### WORK INSTRUCTIONS:
Find every line with the word "ಥಳದಲ" and report how many there are, without any other text.

###

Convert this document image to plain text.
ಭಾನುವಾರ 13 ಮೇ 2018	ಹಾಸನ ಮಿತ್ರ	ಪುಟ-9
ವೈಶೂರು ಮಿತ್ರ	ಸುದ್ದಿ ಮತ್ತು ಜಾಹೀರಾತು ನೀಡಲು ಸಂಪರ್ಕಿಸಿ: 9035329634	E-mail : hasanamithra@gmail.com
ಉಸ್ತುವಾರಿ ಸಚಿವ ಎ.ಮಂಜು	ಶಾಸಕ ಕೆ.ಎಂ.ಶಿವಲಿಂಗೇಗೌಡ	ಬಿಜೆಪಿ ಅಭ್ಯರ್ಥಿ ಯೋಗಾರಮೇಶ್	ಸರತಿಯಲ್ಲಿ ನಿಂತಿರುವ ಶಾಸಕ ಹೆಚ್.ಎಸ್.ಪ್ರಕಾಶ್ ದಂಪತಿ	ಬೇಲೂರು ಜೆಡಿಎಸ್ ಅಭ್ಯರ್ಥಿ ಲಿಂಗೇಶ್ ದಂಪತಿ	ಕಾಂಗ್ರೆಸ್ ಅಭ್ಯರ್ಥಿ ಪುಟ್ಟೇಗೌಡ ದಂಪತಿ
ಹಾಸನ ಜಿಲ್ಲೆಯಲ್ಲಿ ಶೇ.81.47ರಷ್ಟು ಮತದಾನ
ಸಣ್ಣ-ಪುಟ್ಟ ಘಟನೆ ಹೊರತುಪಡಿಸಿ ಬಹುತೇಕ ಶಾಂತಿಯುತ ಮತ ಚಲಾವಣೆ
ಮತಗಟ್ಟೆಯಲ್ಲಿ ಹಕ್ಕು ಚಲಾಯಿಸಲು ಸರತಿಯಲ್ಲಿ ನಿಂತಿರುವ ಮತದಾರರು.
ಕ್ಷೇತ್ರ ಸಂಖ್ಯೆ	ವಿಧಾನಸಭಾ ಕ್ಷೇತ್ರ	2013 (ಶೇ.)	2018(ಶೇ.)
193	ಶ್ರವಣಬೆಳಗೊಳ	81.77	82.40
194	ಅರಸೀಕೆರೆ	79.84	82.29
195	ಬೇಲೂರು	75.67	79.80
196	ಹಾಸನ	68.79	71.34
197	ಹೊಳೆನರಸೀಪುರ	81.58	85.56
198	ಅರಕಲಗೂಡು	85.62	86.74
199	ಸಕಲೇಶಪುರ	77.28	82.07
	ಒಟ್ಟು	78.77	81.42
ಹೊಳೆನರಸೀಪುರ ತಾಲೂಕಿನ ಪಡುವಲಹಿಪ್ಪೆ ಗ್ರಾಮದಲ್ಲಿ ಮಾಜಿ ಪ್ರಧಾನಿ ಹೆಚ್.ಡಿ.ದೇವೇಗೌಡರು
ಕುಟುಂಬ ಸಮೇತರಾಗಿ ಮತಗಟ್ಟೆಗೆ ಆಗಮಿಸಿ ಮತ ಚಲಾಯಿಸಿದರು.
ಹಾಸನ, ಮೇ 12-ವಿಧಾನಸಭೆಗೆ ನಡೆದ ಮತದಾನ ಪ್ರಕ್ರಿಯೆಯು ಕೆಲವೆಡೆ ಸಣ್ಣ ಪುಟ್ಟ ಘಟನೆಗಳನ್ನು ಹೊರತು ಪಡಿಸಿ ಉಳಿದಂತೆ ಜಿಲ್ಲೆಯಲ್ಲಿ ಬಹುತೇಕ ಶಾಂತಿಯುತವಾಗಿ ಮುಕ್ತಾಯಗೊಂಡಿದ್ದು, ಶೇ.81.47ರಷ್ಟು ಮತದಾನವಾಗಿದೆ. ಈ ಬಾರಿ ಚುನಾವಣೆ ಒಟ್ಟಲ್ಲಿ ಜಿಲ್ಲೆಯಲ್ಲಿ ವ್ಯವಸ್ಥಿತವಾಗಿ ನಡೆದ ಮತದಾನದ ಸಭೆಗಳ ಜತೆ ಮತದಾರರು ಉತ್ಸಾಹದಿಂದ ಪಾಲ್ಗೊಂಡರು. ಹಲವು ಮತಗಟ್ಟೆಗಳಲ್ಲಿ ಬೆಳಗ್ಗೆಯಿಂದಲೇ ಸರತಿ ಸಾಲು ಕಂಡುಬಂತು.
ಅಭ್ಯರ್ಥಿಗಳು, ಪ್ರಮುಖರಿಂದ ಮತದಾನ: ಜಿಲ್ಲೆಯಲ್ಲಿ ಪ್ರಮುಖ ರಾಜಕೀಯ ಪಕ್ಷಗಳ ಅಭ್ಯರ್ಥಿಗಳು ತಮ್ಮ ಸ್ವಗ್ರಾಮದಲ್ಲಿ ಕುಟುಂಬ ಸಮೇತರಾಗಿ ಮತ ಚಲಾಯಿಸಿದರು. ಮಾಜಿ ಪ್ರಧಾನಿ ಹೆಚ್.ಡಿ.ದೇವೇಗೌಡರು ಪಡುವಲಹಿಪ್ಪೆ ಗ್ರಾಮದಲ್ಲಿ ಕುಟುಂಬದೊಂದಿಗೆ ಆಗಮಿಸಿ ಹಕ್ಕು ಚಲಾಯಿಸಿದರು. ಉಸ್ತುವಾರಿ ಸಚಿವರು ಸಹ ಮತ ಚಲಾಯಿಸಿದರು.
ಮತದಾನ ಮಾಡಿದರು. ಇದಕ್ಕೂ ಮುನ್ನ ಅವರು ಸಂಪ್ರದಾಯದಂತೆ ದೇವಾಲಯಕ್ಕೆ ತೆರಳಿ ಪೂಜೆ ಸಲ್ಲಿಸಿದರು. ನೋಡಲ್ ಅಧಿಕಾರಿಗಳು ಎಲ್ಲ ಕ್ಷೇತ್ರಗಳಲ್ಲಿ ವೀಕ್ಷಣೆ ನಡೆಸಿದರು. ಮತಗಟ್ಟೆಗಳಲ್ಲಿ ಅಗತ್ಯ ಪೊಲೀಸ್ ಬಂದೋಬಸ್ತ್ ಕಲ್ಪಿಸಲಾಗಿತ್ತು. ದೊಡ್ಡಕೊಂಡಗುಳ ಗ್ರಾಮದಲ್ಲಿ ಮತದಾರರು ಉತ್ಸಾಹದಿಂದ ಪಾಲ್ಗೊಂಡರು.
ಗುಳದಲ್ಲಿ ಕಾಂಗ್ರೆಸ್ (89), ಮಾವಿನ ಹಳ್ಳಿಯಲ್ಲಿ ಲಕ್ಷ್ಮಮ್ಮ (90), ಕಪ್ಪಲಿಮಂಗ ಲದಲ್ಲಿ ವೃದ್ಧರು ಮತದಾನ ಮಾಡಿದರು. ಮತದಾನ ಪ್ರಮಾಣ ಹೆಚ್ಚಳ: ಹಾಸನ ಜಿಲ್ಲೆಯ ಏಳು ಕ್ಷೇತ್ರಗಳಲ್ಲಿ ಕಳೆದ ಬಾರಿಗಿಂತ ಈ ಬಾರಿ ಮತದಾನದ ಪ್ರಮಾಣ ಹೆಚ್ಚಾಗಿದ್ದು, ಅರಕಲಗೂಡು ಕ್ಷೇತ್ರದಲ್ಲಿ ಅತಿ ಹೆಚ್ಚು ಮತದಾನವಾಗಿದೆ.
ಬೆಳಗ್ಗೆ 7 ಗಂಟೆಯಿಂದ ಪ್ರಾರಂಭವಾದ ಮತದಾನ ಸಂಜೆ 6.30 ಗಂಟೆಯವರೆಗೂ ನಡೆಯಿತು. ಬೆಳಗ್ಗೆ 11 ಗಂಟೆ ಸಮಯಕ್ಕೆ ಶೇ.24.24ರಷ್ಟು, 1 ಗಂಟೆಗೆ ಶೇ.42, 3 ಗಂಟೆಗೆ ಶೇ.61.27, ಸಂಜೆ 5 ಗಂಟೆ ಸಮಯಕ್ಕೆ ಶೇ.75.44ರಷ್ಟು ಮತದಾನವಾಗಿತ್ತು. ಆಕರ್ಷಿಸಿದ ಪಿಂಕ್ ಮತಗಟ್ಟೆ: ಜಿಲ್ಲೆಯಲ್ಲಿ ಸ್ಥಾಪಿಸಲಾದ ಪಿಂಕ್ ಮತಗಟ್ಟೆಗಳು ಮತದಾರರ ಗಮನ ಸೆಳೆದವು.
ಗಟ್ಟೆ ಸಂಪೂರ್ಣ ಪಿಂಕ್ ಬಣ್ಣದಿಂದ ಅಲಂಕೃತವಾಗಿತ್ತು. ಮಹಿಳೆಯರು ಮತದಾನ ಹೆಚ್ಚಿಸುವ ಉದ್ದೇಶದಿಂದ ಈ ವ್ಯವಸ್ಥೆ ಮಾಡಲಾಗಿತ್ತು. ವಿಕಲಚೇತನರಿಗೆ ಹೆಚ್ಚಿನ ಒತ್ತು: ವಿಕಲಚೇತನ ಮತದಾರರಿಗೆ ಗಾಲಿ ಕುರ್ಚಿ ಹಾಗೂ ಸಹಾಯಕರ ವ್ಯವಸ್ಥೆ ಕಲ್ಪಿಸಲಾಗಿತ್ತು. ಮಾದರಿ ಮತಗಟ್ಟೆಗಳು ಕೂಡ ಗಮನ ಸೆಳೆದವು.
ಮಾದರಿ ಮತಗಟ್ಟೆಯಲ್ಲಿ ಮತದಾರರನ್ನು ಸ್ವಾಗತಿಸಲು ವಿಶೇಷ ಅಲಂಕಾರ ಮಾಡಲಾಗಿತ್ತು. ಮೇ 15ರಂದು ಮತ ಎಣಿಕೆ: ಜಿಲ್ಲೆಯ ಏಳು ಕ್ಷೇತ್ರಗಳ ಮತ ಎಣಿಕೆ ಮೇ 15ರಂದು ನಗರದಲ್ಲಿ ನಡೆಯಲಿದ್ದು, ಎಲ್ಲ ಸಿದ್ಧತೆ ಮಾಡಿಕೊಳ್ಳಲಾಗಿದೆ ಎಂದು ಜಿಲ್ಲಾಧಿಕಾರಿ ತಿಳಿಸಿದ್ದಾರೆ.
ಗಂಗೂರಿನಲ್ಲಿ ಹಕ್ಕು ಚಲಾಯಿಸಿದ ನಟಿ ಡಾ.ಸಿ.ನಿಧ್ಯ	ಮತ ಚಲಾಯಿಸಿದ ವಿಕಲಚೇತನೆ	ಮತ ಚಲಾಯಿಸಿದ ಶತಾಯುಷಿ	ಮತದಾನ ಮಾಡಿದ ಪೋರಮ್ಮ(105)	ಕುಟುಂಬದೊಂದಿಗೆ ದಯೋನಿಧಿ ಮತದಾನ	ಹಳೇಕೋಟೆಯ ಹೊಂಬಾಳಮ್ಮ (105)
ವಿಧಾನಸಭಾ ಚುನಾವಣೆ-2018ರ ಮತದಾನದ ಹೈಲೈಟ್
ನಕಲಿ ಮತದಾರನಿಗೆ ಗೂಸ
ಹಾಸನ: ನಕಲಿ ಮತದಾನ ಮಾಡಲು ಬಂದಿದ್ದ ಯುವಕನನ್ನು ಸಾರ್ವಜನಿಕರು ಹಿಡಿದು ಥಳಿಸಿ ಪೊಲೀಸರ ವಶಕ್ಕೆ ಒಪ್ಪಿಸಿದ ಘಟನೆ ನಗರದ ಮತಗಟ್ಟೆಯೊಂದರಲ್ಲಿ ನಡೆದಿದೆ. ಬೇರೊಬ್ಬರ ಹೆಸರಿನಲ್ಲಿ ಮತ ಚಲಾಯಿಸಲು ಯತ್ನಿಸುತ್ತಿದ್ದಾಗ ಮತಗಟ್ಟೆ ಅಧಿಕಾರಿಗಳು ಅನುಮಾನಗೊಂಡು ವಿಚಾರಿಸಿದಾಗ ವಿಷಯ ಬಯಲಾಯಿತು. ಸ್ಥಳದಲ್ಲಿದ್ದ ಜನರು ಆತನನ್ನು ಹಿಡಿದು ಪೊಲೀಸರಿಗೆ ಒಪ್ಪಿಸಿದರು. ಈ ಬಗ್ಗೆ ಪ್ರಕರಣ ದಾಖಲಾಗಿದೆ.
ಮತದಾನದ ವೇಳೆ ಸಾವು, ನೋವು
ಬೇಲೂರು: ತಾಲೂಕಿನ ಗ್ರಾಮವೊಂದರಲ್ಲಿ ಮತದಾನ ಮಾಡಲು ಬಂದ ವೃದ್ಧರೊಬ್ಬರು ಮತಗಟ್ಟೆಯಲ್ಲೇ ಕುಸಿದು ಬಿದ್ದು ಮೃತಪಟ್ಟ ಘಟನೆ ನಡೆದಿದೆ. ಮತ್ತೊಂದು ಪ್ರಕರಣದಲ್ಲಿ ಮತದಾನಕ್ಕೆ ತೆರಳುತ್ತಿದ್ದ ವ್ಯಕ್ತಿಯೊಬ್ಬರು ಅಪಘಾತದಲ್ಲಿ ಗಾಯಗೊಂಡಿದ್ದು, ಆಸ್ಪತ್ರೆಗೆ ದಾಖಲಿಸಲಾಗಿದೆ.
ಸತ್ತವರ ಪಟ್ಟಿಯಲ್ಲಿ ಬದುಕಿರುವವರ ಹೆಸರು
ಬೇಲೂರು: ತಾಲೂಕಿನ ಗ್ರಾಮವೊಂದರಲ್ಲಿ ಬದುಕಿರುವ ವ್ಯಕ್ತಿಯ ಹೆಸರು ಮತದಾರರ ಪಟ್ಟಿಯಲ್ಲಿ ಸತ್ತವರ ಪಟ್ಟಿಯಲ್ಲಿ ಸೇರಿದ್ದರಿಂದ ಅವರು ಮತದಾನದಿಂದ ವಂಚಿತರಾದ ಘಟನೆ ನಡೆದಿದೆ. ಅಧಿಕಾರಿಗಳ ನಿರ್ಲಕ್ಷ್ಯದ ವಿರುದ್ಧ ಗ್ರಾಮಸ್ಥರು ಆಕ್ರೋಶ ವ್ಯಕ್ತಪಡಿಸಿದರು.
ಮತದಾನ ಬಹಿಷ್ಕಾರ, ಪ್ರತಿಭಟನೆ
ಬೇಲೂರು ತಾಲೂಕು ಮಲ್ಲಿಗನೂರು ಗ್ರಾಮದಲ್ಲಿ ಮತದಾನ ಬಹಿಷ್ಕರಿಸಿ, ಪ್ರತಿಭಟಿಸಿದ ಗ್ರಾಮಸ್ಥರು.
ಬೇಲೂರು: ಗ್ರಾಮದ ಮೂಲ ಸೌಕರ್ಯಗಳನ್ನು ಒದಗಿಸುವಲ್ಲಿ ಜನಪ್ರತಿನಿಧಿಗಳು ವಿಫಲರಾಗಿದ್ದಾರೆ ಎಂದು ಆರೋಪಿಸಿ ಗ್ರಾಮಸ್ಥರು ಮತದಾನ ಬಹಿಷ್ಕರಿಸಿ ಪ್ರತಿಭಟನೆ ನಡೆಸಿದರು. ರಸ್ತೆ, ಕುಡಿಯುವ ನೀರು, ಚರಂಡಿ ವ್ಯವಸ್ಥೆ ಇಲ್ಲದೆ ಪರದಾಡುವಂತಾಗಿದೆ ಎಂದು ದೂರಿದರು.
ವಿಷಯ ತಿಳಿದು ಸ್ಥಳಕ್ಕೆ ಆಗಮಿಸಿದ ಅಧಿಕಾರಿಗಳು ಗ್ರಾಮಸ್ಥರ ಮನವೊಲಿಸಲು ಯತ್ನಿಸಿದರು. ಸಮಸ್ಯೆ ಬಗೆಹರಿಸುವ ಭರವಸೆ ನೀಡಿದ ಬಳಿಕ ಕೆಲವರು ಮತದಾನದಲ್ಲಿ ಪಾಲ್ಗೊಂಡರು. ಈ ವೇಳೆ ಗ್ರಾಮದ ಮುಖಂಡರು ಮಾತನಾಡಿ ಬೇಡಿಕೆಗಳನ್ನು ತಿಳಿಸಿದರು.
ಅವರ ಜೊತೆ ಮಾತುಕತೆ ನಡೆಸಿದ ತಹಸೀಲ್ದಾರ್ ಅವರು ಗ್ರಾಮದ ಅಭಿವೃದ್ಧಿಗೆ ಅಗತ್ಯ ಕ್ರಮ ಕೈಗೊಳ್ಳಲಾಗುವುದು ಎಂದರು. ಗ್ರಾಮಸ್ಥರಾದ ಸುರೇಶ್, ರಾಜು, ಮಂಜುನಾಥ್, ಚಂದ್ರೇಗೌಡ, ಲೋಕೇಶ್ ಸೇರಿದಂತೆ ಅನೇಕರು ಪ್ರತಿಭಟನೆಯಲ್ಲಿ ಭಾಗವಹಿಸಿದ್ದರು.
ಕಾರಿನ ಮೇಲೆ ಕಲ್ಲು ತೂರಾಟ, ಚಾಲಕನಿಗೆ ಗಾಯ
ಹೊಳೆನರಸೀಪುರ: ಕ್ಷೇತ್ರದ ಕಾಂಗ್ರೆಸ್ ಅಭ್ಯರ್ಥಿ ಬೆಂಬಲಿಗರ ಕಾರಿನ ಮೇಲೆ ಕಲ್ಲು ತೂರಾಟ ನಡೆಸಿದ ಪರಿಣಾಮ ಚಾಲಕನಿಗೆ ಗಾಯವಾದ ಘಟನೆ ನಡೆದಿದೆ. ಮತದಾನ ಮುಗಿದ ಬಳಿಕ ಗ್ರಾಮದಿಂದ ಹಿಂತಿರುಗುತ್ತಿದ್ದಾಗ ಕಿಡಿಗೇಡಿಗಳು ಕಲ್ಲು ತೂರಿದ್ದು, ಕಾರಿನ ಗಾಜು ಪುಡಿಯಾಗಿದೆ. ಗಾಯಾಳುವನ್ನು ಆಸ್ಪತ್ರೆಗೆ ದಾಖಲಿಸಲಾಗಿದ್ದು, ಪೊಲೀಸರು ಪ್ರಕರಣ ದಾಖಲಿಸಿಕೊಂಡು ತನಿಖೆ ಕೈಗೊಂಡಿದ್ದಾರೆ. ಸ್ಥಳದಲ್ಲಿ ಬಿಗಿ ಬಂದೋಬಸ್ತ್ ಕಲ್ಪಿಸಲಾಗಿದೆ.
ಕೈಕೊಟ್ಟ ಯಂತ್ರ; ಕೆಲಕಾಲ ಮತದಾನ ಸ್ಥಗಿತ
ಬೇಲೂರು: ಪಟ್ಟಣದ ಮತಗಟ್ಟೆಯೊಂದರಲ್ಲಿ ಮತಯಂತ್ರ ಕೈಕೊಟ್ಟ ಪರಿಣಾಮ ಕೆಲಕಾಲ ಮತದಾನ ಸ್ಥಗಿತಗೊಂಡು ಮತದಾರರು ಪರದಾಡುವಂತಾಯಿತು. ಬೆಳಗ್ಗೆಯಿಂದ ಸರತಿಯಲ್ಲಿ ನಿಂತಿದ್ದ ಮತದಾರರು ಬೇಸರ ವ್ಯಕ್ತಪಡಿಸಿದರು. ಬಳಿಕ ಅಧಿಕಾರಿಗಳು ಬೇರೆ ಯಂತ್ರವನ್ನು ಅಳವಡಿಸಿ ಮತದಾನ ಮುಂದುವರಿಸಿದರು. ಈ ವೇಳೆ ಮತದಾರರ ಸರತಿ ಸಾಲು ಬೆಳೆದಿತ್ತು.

###

### OUTPUT FOR THIS TASK:
2